• WRITTEN EXERCISE
Transcribe the listing that follows in full, omitting pictures.

• DATA PROVIDED
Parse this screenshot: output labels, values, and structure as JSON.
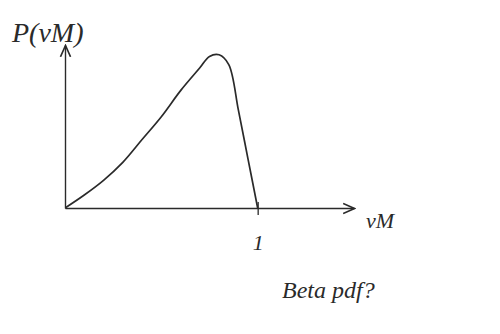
{
  "chart_data": {
    "type": "line",
    "y_label": "P(νM)",
    "x_label": "νM",
    "annotation": "Beta pdf?",
    "x": [
      0,
      0.1,
      0.2,
      0.3,
      0.4,
      0.5,
      0.6,
      0.7,
      0.75,
      0.8,
      0.85,
      0.9,
      0.95,
      1.0
    ],
    "values": [
      0,
      0.08,
      0.17,
      0.28,
      0.42,
      0.56,
      0.72,
      0.86,
      0.93,
      0.94,
      0.88,
      0.6,
      0.3,
      0
    ],
    "color": "#2a2a2a",
    "xlim": [
      0,
      1.5
    ],
    "ylim": [
      0,
      1
    ],
    "xticks": [
      1
    ],
    "tick_labels": "x"
  }
}
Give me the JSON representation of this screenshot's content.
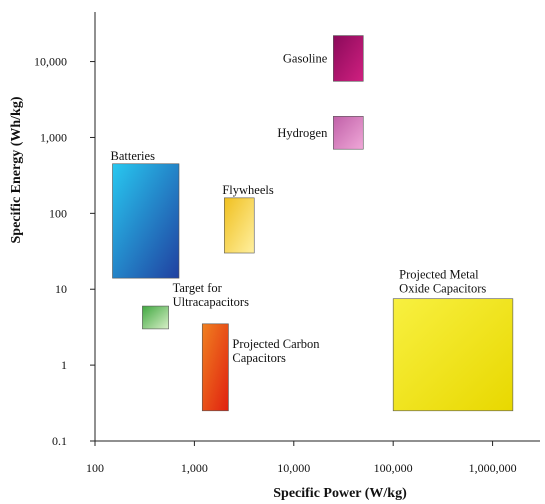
{
  "chart_data": {
    "type": "ragone",
    "title": "",
    "xlabel": "Specific Power (W/kg)",
    "ylabel": "Specific Energy (Wh/kg)",
    "xscale": "log",
    "yscale": "log",
    "xlim": [
      100,
      3000000
    ],
    "ylim": [
      0.1,
      45000
    ],
    "grid": false,
    "legend": "none",
    "x_ticks": [
      100,
      1000,
      10000,
      100000,
      1000000
    ],
    "x_tick_labels": [
      "100",
      "1,000",
      "10,000",
      "100,000",
      "1,000,000"
    ],
    "y_ticks": [
      0.1,
      1,
      10,
      100,
      1000,
      10000
    ],
    "y_tick_labels": [
      "0.1",
      "1",
      "10",
      "100",
      "1,000",
      "10,000"
    ],
    "regions": [
      {
        "name": "Gasoline",
        "label": "Gasoline",
        "x": [
          25000,
          50000
        ],
        "y": [
          5500,
          22000
        ],
        "colors": [
          "#8a0a5a",
          "#d02080"
        ],
        "label_anchor": "left"
      },
      {
        "name": "Hydrogen",
        "label": "Hydrogen",
        "x": [
          25000,
          50000
        ],
        "y": [
          700,
          1900
        ],
        "colors": [
          "#c060a8",
          "#f0a8d8"
        ],
        "label_anchor": "left"
      },
      {
        "name": "Batteries",
        "label": "Batteries",
        "x": [
          150,
          700
        ],
        "y": [
          14,
          450
        ],
        "colors": [
          "#28c8f0",
          "#2040a0"
        ],
        "label_anchor": "top"
      },
      {
        "name": "Flywheels",
        "label": "Flywheels",
        "x": [
          2000,
          4000
        ],
        "y": [
          30,
          160
        ],
        "colors": [
          "#f0c020",
          "#fff0a0"
        ],
        "label_anchor": "top"
      },
      {
        "name": "Target for Ultracapacitors",
        "label": "Target for Ultracapacitors",
        "x": [
          300,
          550
        ],
        "y": [
          3,
          6
        ],
        "colors": [
          "#40a840",
          "#d8f0c8"
        ],
        "label_anchor": "right"
      },
      {
        "name": "Projected Carbon Capacitors",
        "label": "Projected Carbon Capacitors",
        "x": [
          1200,
          2200
        ],
        "y": [
          0.25,
          3.5
        ],
        "colors": [
          "#f08020",
          "#e02010"
        ],
        "label_anchor": "right"
      },
      {
        "name": "Projected Metal Oxide Capacitors",
        "label": "Projected Metal Oxide Capacitors",
        "x": [
          100000,
          1600000
        ],
        "y": [
          0.25,
          7.5
        ],
        "colors": [
          "#f8f040",
          "#e8d800"
        ],
        "label_anchor": "top"
      }
    ]
  }
}
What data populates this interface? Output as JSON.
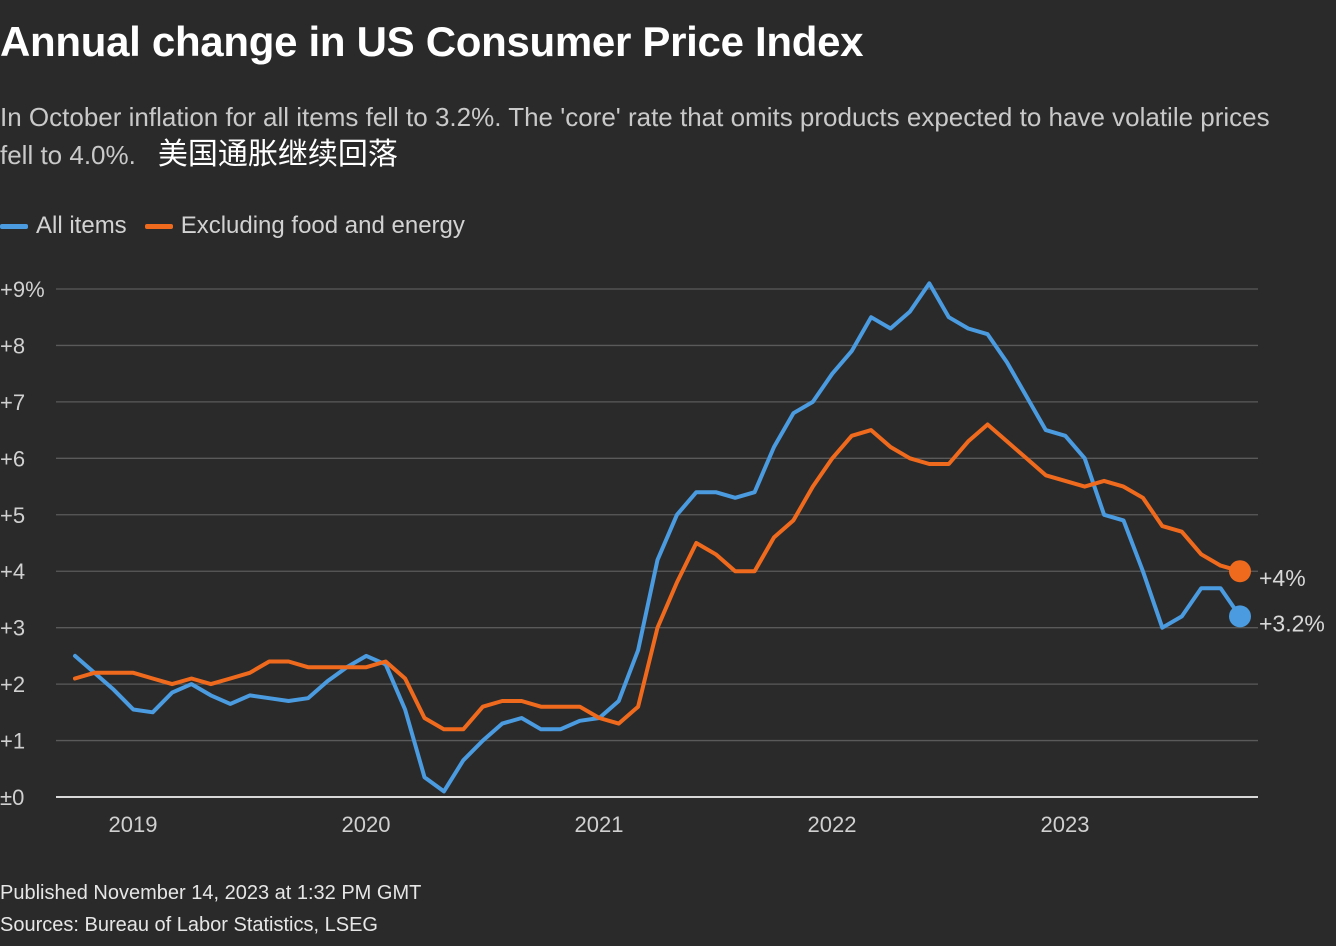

• SOLVED PROBLEM
Parse this screenshot: output labels, values, and structure as JSON.
{
  "chart_data": {
    "type": "line",
    "y_label": "P(νM)",
    "x_label": "νM",
    "annotation": "Beta pdf?",
    "x": [
      0,
      0.1,
      0.2,
      0.3,
      0.4,
      0.5,
      0.6,
      0.7,
      0.75,
      0.8,
      0.85,
      0.9,
      0.95,
      1.0
    ],
    "values": [
      0,
      0.08,
      0.17,
      0.28,
      0.42,
      0.56,
      0.72,
      0.86,
      0.93,
      0.94,
      0.88,
      0.6,
      0.3,
      0
    ],
    "color": "#2a2a2a",
    "xlim": [
      0,
      1.5
    ],
    "ylim": [
      0,
      1
    ],
    "xticks": [
      1
    ],
    "tick_labels": "x"
  }
}
Give me the JSON representation of this screenshot's content.
{
  "chart_data": {
    "type": "ragone",
    "title": "",
    "xlabel": "Specific Power (W/kg)",
    "ylabel": "Specific Energy (Wh/kg)",
    "xscale": "log",
    "yscale": "log",
    "xlim": [
      100,
      3000000
    ],
    "ylim": [
      0.1,
      45000
    ],
    "grid": false,
    "legend": "none",
    "x_ticks": [
      100,
      1000,
      10000,
      100000,
      1000000
    ],
    "x_tick_labels": [
      "100",
      "1,000",
      "10,000",
      "100,000",
      "1,000,000"
    ],
    "y_ticks": [
      0.1,
      1,
      10,
      100,
      1000,
      10000
    ],
    "y_tick_labels": [
      "0.1",
      "1",
      "10",
      "100",
      "1,000",
      "10,000"
    ],
    "regions": [
      {
        "name": "Gasoline",
        "label": "Gasoline",
        "x": [
          25000,
          50000
        ],
        "y": [
          5500,
          22000
        ],
        "colors": [
          "#8a0a5a",
          "#d02080"
        ],
        "label_anchor": "left"
      },
      {
        "name": "Hydrogen",
        "label": "Hydrogen",
        "x": [
          25000,
          50000
        ],
        "y": [
          700,
          1900
        ],
        "colors": [
          "#c060a8",
          "#f0a8d8"
        ],
        "label_anchor": "left"
      },
      {
        "name": "Batteries",
        "label": "Batteries",
        "x": [
          150,
          700
        ],
        "y": [
          14,
          450
        ],
        "colors": [
          "#28c8f0",
          "#2040a0"
        ],
        "label_anchor": "top"
      },
      {
        "name": "Flywheels",
        "label": "Flywheels",
        "x": [
          2000,
          4000
        ],
        "y": [
          30,
          160
        ],
        "colors": [
          "#f0c020",
          "#fff0a0"
        ],
        "label_anchor": "top"
      },
      {
        "name": "Target for Ultracapacitors",
        "label": "Target for Ultracapacitors",
        "x": [
          300,
          550
        ],
        "y": [
          3,
          6
        ],
        "colors": [
          "#40a840",
          "#d8f0c8"
        ],
        "label_anchor": "right"
      },
      {
        "name": "Projected Carbon Capacitors",
        "label": "Projected Carbon Capacitors",
        "x": [
          1200,
          2200
        ],
        "y": [
          0.25,
          3.5
        ],
        "colors": [
          "#f08020",
          "#e02010"
        ],
        "label_anchor": "right"
      },
      {
        "name": "Projected Metal Oxide Capacitors",
        "label": "Projected Metal Oxide Capacitors",
        "x": [
          100000,
          1600000
        ],
        "y": [
          0.25,
          7.5
        ],
        "colors": [
          "#f8f040",
          "#e8d800"
        ],
        "label_anchor": "top"
      }
    ]
  }
}
What data populates this interface? Output as JSON.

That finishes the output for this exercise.